- _Problem to solve_:
Drop all images and give the records again exactly.

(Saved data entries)
★ ★ ★ ★ ★ ★ ★

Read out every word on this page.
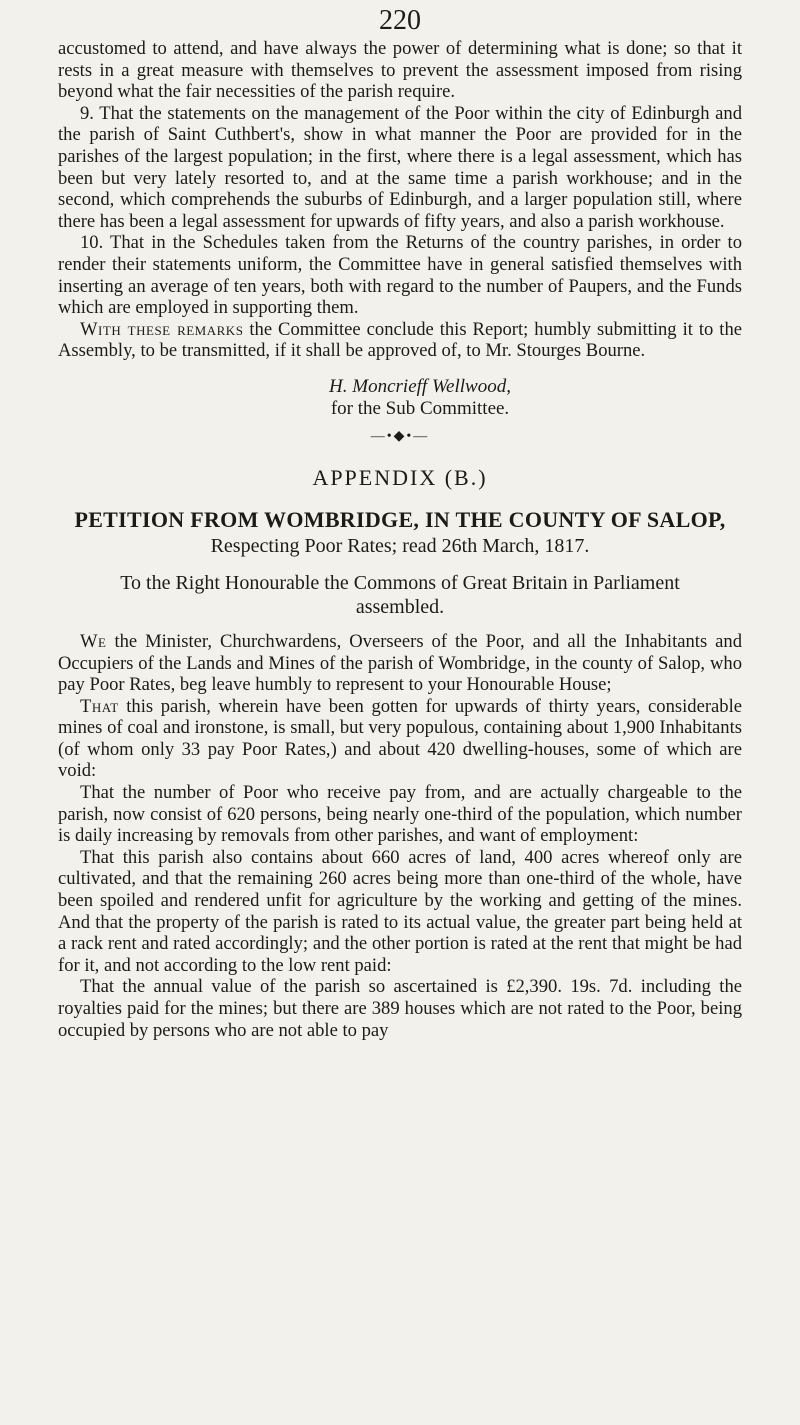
220

accustomed to attend, and have always the power of determining what is done; so that it rests in a great measure with themselves to prevent the assessment imposed from rising beyond what the fair necessities of the parish require.

9. That the statements on the management of the Poor within the city of Edinburgh and the parish of Saint Cuthbert's, show in what manner the Poor are provided for in the parishes of the largest population; in the first, where there is a legal assessment, which has been but very lately resorted to, and at the same time a parish workhouse; and in the second, which comprehends the suburbs of Edinburgh, and a larger population still, where there has been a legal assessment for upwards of fifty years, and also a parish workhouse.

10. That in the Schedules taken from the Returns of the country parishes, in order to render their statements uniform, the Committee have in general satisfied themselves with inserting an average of ten years, both with regard to the number of Paupers, and the Funds which are employed in supporting them.

With these remarks the Committee conclude this Report; humbly submitting it to the Assembly, to be transmitted, if it shall be approved of, to Mr. Stourges Bourne.

H. Moncrieff Wellwood,
for the Sub Committee.
—•◆•—
APPENDIX (B.)
PETITION FROM WOMBRIDGE, IN THE COUNTY OF SALOP,
Respecting Poor Rates; read 26th March, 1817.
To the Right Honourable the Commons of Great Britain in Parliament assembled.

We the Minister, Churchwardens, Overseers of the Poor, and all the Inhabitants and Occupiers of the Lands and Mines of the parish of Wombridge, in the county of Salop, who pay Poor Rates, beg leave humbly to represent to your Honourable House;

That this parish, wherein have been gotten for upwards of thirty years, considerable mines of coal and ironstone, is small, but very populous, containing about 1,900 Inhabitants (of whom only 33 pay Poor Rates,) and about 420 dwelling-houses, some of which are void:

That the number of Poor who receive pay from, and are actually chargeable to the parish, now consist of 620 persons, being nearly one-third of the population, which number is daily increasing by removals from other parishes, and want of employment:

That this parish also contains about 660 acres of land, 400 acres whereof only are cultivated, and that the remaining 260 acres being more than one-third of the whole, have been spoiled and rendered unfit for agriculture by the working and getting of the mines. And that the property of the parish is rated to its actual value, the greater part being held at a rack rent and rated accordingly; and the other portion is rated at the rent that might be had for it, and not according to the low rent paid:

That the annual value of the parish so ascertained is £2,390. 19s. 7d. including the royalties paid for the mines; but there are 389 houses which are not rated to the Poor, being occupied by persons who are not able to pay
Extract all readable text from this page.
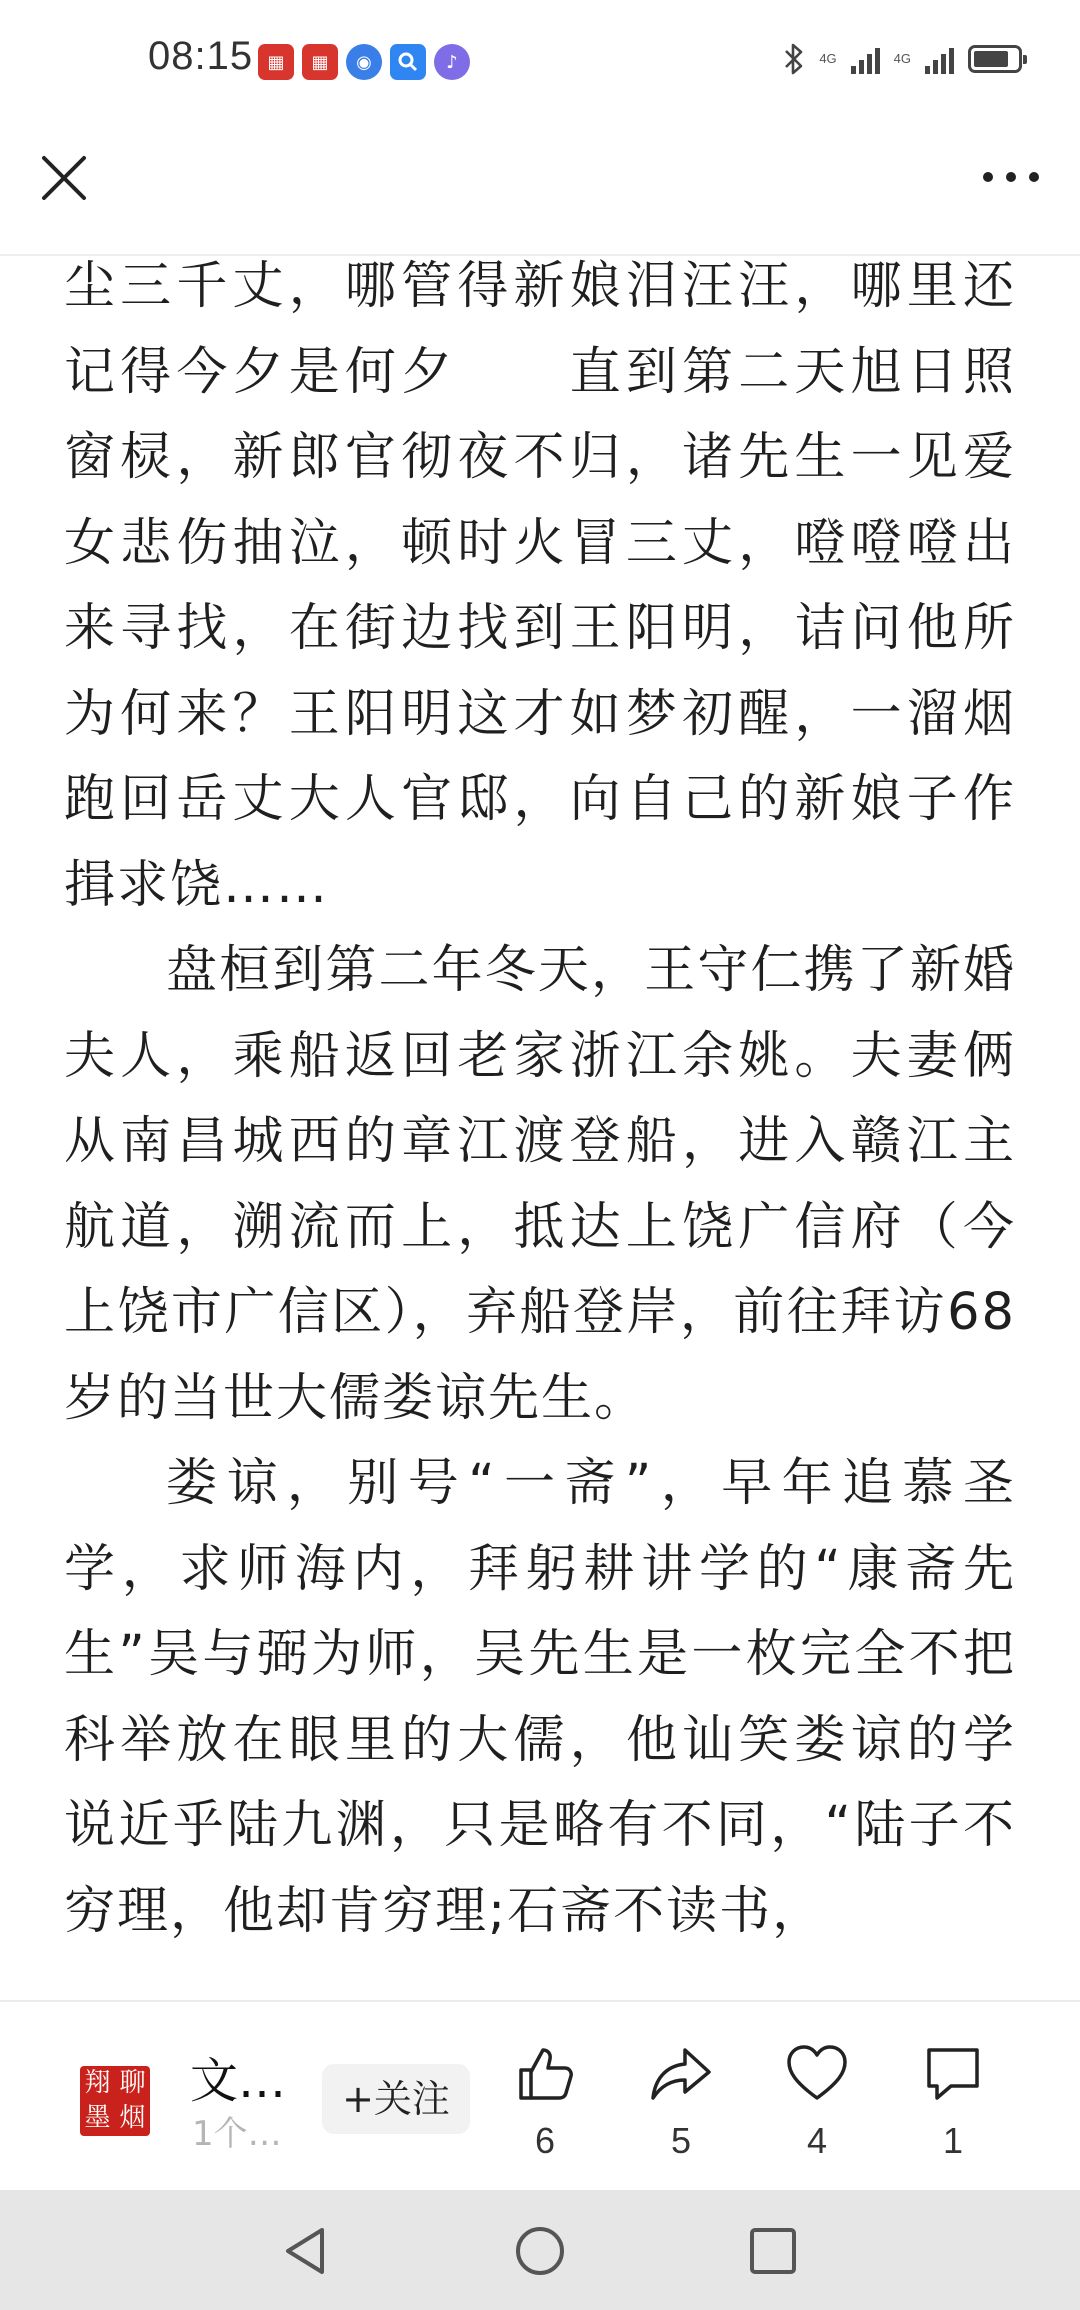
08:15 ▦	▦	◉	♪	4G	4G

尘三千丈，哪管得新娘泪汪汪，哪里还记得今夕是何夕　　直到第二天旭日照窗棂，新郎官彻夜不归，诸先生一见爱女悲伤抽泣，顿时火冒三丈，噔噔噔出来寻找，在街边找到王阳明，诘问他所为何来？王阳明这才如梦初醒，一溜烟跑回岳丈大人官邸，向自己的新娘子作揖求饶……

盘桓到第二年冬天，王守仁携了新婚夫人，乘船返回老家浙江余姚。夫妻俩从南昌城西的章江渡登船，进入赣江主航道，溯流而上，抵达上饶广信府（今上饶市广信区），弃船登岸，前往拜访68岁的当世大儒娄谅先生。

娄谅，别号“一斋”，早年追慕圣学，求师海内，拜躬耕讲学的“康斋先生”吴与弼为师，吴先生是一枚完全不把科举放在眼里的大儒，他讪笑娄谅的学说近乎陆九渊，只是略有不同，“陆子不穷理，他却肯穷理;石斋不读书，

翔 聊
墨 烟
文…
1个…
+关注
6	5	4	1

★ ★ ★ ★ ★ ★ ★

- _Written solution_:
Read out every word on this page.
220

accustomed to attend, and have always the power of determining what is done; so that it rests in a great measure with themselves to prevent the assessment imposed from rising beyond what the fair necessities of the parish require.

9. That the statements on the management of the Poor within the city of Edinburgh and the parish of Saint Cuthbert's, show in what manner the Poor are provided for in the parishes of the largest population; in the first, where there is a legal assessment, which has been but very lately resorted to, and at the same time a parish workhouse; and in the second, which comprehends the suburbs of Edinburgh, and a larger population still, where there has been a legal assessment for upwards of fifty years, and also a parish workhouse.

10. That in the Schedules taken from the Returns of the country parishes, in order to render their statements uniform, the Committee have in general satisfied themselves with inserting an average of ten years, both with regard to the number of Paupers, and the Funds which are employed in supporting them.

With these remarks the Committee conclude this Report; humbly submitting it to the Assembly, to be transmitted, if it shall be approved of, to Mr. Stourges Bourne.

H. Moncrieff Wellwood,
for the Sub Committee.
—•◆•—
APPENDIX (B.)
PETITION FROM WOMBRIDGE, IN THE COUNTY OF SALOP,
Respecting Poor Rates; read 26th March, 1817.
To the Right Honourable the Commons of Great Britain in Parliament assembled.

We the Minister, Churchwardens, Overseers of the Poor, and all the Inhabitants and Occupiers of the Lands and Mines of the parish of Wombridge, in the county of Salop, who pay Poor Rates, beg leave humbly to represent to your Honourable House;

That this parish, wherein have been gotten for upwards of thirty years, considerable mines of coal and ironstone, is small, but very populous, containing about 1,900 Inhabitants (of whom only 33 pay Poor Rates,) and about 420 dwelling-houses, some of which are void:

That the number of Poor who receive pay from, and are actually chargeable to the parish, now consist of 620 persons, being nearly one-third of the population, which number is daily increasing by removals from other parishes, and want of employment:

That this parish also contains about 660 acres of land, 400 acres whereof only are cultivated, and that the remaining 260 acres being more than one-third of the whole, have been spoiled and rendered unfit for agriculture by the working and getting of the mines. And that the property of the parish is rated to its actual value, the greater part being held at a rack rent and rated accordingly; and the other portion is rated at the rent that might be had for it, and not according to the low rent paid:

That the annual value of the parish so ascertained is £2,390. 19s. 7d. including the royalties paid for the mines; but there are 389 houses which are not rated to the Poor, being occupied by persons who are not able to pay
Extract all readable text from this page.
08:15 ▦	▦	◉	♪	4G	4G

尘三千丈，哪管得新娘泪汪汪，哪里还记得今夕是何夕　　直到第二天旭日照窗棂，新郎官彻夜不归，诸先生一见爱女悲伤抽泣，顿时火冒三丈，噔噔噔出来寻找，在街边找到王阳明，诘问他所为何来？王阳明这才如梦初醒，一溜烟跑回岳丈大人官邸，向自己的新娘子作揖求饶……

盘桓到第二年冬天，王守仁携了新婚夫人，乘船返回老家浙江余姚。夫妻俩从南昌城西的章江渡登船，进入赣江主航道，溯流而上，抵达上饶广信府（今上饶市广信区），弃船登岸，前往拜访68岁的当世大儒娄谅先生。

娄谅，别号“一斋”，早年追慕圣学，求师海内，拜躬耕讲学的“康斋先生”吴与弼为师，吴先生是一枚完全不把科举放在眼里的大儒，他讪笑娄谅的学说近乎陆九渊，只是略有不同，“陆子不穷理，他却肯穷理;石斋不读书，

翔 聊
墨 烟
文…
1个…
+关注
6	5	4	1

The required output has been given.